**Your task**
State how many lines in the records below contain the string "Fontanes", and give nothing besides that number.

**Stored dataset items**

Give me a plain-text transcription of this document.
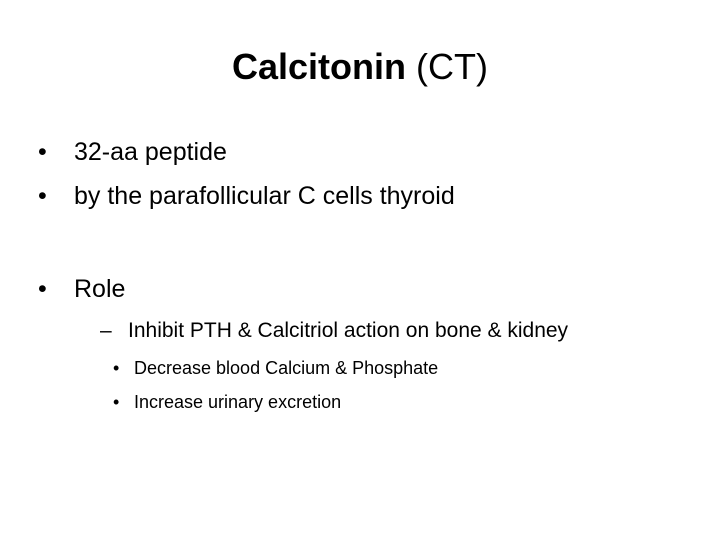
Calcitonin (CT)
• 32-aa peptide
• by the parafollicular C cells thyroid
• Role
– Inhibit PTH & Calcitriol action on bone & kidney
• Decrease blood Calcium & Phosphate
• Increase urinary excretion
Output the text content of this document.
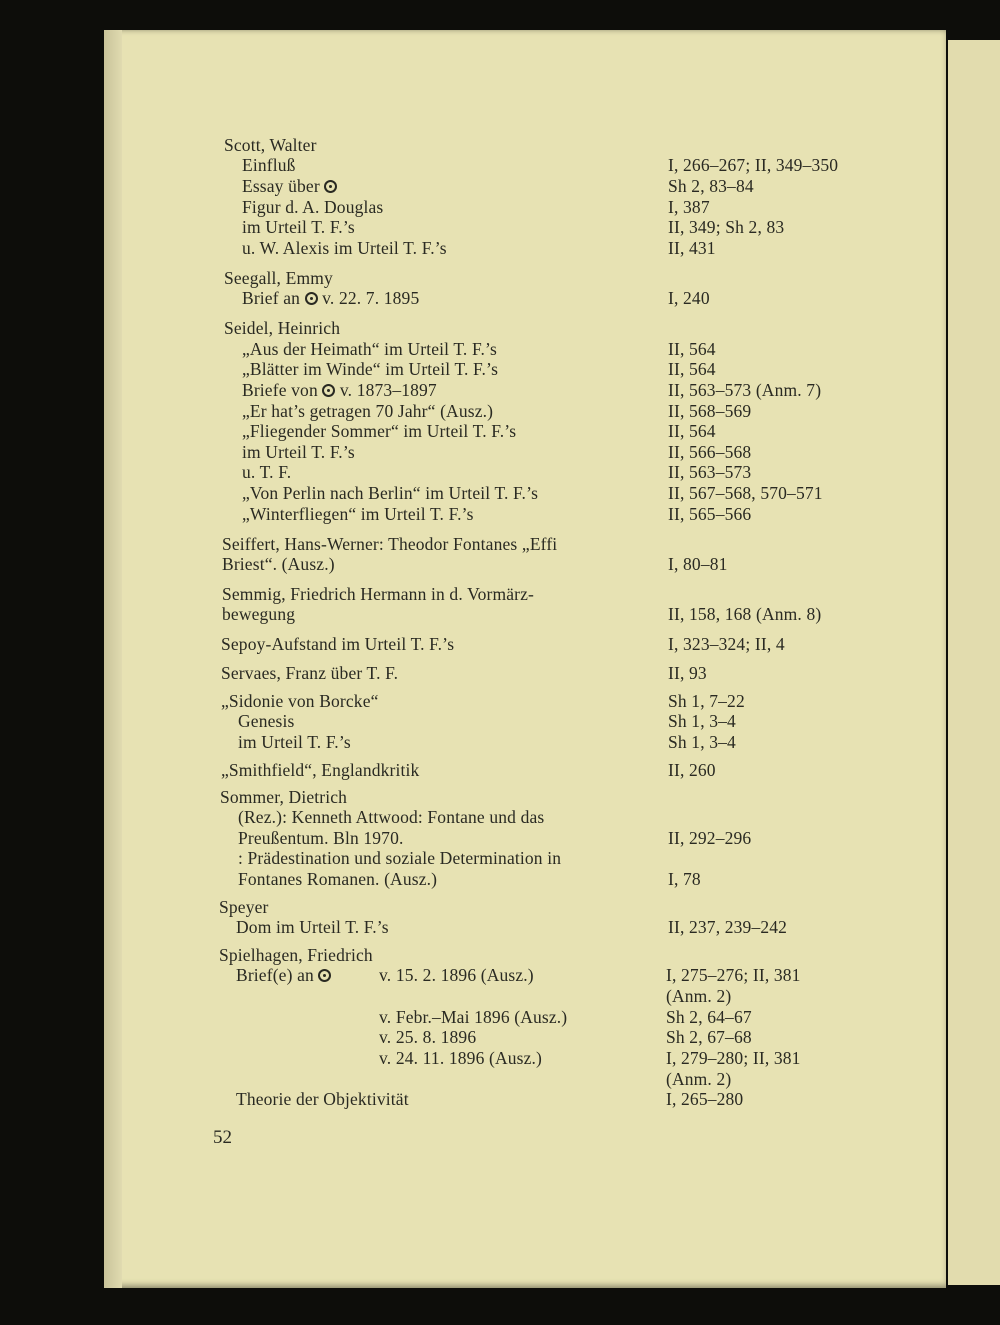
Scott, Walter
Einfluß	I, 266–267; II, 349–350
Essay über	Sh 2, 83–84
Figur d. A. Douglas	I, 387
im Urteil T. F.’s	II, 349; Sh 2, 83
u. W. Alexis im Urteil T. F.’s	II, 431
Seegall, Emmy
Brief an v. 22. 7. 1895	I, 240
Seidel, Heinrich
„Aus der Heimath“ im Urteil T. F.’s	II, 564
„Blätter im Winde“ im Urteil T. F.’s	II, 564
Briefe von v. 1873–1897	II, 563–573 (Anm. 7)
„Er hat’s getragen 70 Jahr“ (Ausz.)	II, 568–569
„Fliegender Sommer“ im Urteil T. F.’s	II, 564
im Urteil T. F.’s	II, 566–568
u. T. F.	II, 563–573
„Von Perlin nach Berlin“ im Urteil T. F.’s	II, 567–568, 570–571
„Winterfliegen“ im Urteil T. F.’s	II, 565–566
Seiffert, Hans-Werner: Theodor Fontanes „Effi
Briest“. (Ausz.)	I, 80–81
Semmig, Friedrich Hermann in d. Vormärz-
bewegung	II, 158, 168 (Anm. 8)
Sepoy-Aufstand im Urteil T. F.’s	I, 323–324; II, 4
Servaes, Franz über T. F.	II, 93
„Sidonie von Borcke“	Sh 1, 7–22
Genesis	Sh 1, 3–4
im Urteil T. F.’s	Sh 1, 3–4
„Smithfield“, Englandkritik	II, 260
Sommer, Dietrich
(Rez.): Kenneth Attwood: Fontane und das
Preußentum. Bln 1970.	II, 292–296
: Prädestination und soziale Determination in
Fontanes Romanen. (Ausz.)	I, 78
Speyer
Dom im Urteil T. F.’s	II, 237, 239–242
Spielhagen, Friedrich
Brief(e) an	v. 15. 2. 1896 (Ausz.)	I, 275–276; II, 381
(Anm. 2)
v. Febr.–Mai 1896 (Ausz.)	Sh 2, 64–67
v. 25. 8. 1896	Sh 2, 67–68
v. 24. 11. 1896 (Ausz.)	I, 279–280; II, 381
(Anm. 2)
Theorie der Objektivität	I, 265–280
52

**Your response**
2